Entries from a dataset:
• • • • • • •

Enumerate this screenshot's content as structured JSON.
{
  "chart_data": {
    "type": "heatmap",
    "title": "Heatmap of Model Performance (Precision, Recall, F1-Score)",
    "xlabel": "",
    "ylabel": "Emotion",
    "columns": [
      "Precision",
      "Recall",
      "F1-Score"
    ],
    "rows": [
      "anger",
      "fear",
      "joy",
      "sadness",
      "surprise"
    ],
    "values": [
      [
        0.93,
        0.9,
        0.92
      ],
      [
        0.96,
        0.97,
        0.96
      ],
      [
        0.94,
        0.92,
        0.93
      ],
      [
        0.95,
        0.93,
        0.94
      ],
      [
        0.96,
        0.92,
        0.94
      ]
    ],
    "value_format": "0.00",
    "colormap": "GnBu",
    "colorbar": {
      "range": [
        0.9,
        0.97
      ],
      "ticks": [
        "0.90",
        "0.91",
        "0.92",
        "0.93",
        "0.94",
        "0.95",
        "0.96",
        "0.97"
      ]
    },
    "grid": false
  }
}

• • • • • • •

__Set exercise__
Write out all records exactly, keeping every detail.

__Correct answer__
Enumerate this screenshot's content as structured JSON.
{
  "chart_data": {
    "type": "heatmap",
    "title": "Heatmap of Model Performance (Precision, Recall, F1-Score)",
    "xlabel": "",
    "ylabel": "Emotion",
    "columns": [
      "Precision",
      "Recall",
      "F1-Score"
    ],
    "rows": [
      "anger",
      "fear",
      "joy",
      "sadness",
      "surprise"
    ],
    "values": [
      [
        0.93,
        0.9,
        0.92
      ],
      [
        0.96,
        0.97,
        0.96
      ],
      [
        0.94,
        0.92,
        0.93
      ],
      [
        0.95,
        0.93,
        0.94
      ],
      [
        0.96,
        0.92,
        0.94
      ]
    ],
    "value_format": "0.00",
    "colormap": "GnBu",
    "colorbar": {
      "range": [
        0.9,
        0.97
      ],
      "ticks": [
        "0.90",
        "0.91",
        "0.92",
        "0.93",
        "0.94",
        "0.95",
        "0.96",
        "0.97"
      ]
    },
    "grid": false
  }
}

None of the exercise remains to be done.